*TASK STATEMENT*. Without the pictures, set down every line of the data exactly.
BEGIN INPUT
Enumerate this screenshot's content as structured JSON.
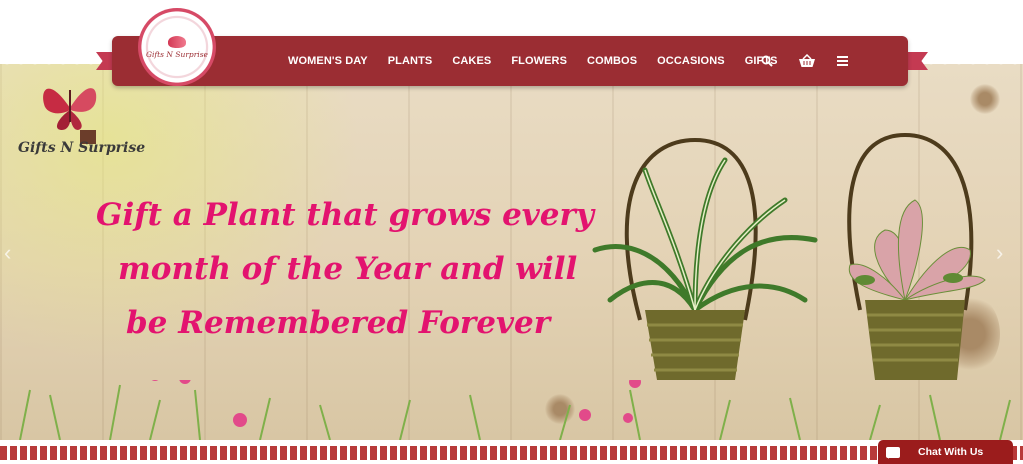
{
  "brand": {
    "seal_text": "Gifts N Surprise",
    "corner_logo_text": "Gifts N Surprise"
  },
  "nav": {
    "links": [
      "WOMEN'S DAY",
      "PLANTS",
      "CAKES",
      "FLOWERS",
      "COMBOS",
      "OCCASIONS",
      "GIFTS"
    ],
    "icons": [
      "search-icon",
      "cart-basket-icon",
      "menu-icon"
    ]
  },
  "hero": {
    "headline_lines": [
      "Gift a Plant that grows every",
      "month of the Year and will",
      "be Remembered Forever"
    ]
  },
  "chat": {
    "label": "Chat With Us"
  },
  "colors": {
    "nav_bar": "#9b2d33",
    "headline": "#e3136f",
    "chat": "#9b1c1c",
    "wood": "#e6d7bd"
  }
}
END INPUT
*EXPECTED ANSWER*.
Enumerate this screenshot's content as structured JSON.
{
  "brand": {
    "seal_text": "Gifts N Surprise",
    "corner_logo_text": "Gifts N Surprise"
  },
  "nav": {
    "links": [
      "WOMEN'S DAY",
      "PLANTS",
      "CAKES",
      "FLOWERS",
      "COMBOS",
      "OCCASIONS",
      "GIFTS"
    ],
    "icons": [
      "search-icon",
      "cart-basket-icon",
      "menu-icon"
    ]
  },
  "hero": {
    "headline_lines": [
      "Gift a Plant that grows every",
      "month of the Year and will",
      "be Remembered Forever"
    ]
  },
  "chat": {
    "label": "Chat With Us"
  },
  "colors": {
    "nav_bar": "#9b2d33",
    "headline": "#e3136f",
    "chat": "#9b1c1c",
    "wood": "#e6d7bd"
  }
}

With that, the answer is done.